*Document text:*
——
Infant brain activity shows faster maturation after general anesthesia

New research published today in Proceedings of the National Academy of Sciences (PNAS) finds that prolonged and/or repeated exposure to gamma-aminobutyric acid (GABA) anesthetic agents (sevoflurane, propofol) for infants in the first two months of life resulted in an accelerated maturation of brain electrical activity patterns evoked by visual stimuli when recorded at 2-5 months of age, compared to infants who did not have early general anesthesia exposure. These findings may suggest the use of non-GABA-active anesthetics for the newborn age-range. To address such concerns, a large multicenter clinical trial (called TREX) is currently in progress using a combination of anesthetic agents in order to minimize exposure to GABA-active anesthetics. 

This paper is the fourth in a series emerging from a prospective longitudinal study known as the General Anesthesia and Brain Activity (GABA) Study, led by researchers at Boston Children's Hospital and Northeastern University. This newest paper is the primary translational publication of the GABA Study which is a first direct test in humans of a finding first made in mice that GABA triggers critical trajectories of brain development (Hensch et al, Science 1998; Hensch and Fagiolini, Nature 2000). The PNAS paper represents a proof-of-principle translation into human neurodevelopment from a well-established mechanism that governs neuroplasticity and development in animal models. This translational effort opens up new and important insights into individual variability in developmental timing toward serving a range of clinical populations.
——
*Activities:*
a) In the article on infant brain activity after general anesthesia, what is the name of the large multicenter clinical trial currently in progress?
b) Continue the article on infant brain activity after general anesthesia from the point where it stops.

*Information:*
——
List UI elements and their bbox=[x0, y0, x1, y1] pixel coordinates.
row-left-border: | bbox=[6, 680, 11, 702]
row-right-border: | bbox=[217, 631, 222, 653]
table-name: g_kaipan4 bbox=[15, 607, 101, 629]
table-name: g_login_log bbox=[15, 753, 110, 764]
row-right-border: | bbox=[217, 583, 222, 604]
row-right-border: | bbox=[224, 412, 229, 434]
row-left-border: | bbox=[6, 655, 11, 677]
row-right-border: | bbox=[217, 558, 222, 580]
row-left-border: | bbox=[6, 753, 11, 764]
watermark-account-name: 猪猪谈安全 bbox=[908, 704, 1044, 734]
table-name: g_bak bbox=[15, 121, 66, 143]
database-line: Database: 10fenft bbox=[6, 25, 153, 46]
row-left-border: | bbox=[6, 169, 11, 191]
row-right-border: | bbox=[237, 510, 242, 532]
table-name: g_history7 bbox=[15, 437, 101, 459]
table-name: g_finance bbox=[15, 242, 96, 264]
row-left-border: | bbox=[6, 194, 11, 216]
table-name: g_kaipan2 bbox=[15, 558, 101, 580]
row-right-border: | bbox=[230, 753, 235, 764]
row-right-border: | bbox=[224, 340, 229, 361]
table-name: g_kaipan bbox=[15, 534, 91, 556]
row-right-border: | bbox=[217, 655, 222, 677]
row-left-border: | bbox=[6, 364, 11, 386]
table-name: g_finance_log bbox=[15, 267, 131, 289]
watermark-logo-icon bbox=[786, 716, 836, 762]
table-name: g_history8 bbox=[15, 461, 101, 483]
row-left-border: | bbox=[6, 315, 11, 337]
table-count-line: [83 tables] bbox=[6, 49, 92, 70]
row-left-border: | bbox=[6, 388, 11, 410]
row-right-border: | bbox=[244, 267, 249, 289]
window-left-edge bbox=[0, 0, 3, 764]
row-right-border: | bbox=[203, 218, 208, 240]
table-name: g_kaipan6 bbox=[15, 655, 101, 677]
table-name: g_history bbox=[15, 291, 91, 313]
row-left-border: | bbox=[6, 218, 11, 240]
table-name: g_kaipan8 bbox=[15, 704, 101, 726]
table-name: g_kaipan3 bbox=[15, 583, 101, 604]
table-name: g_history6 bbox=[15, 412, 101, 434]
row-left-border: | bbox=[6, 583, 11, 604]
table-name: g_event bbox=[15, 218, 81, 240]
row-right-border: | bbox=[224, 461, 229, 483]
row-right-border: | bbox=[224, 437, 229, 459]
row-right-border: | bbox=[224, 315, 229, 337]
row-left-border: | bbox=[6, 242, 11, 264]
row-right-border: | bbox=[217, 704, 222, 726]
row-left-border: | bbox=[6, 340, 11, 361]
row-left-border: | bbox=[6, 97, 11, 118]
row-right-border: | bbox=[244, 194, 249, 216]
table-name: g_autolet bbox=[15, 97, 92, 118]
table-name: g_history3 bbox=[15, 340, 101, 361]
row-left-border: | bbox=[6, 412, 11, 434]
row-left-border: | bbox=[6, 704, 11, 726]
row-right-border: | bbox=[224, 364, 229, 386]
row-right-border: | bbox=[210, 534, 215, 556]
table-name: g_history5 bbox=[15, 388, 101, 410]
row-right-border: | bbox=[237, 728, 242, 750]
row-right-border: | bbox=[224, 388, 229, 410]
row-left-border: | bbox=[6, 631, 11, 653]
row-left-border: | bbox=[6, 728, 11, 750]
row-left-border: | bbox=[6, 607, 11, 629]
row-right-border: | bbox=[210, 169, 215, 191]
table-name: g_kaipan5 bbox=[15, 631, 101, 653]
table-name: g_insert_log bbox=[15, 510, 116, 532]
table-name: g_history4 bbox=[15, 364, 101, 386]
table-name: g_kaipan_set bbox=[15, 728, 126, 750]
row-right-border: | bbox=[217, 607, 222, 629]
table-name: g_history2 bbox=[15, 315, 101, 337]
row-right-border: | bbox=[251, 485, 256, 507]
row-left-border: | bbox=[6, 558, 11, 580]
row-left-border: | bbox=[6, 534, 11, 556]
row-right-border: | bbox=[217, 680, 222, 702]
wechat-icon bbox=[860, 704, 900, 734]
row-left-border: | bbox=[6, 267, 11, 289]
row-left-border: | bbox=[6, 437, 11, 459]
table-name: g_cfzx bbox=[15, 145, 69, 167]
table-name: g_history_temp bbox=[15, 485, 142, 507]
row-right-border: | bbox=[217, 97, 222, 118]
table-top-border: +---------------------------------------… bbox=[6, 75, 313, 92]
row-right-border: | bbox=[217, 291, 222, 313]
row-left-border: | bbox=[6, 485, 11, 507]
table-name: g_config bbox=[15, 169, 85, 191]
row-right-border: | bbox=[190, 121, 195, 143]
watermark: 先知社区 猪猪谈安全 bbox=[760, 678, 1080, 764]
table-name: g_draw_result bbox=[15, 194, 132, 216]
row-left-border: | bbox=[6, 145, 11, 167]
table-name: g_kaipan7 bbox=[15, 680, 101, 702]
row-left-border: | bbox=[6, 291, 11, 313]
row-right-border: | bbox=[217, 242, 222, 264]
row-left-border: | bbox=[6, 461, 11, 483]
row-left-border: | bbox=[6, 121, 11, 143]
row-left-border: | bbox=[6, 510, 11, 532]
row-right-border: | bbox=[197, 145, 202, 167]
——
*Answers to the exercise:*
a) TREX

b)
 These findings build on previous work published in British Journal of Anesthesia-Open that found infants who received early and prolonged anesthesia exposure showed no statistically significant differences in a wide range of basic cognitive, language, motor, and behavioral domains when assessed at 10 months and 2–3 years old.

The accelerated visual cortical development at 2-3 and 4-5 months reported in the PNAS paper, combined with the reassuring neurodevelopmental findings at 10 months and 2-3 years in the BJA Open paper highlight the resilience of the highly plastic human infant nervous system. Further research is needed to explore the long-term impacts of prolonged and/or repeated early exposure by school age.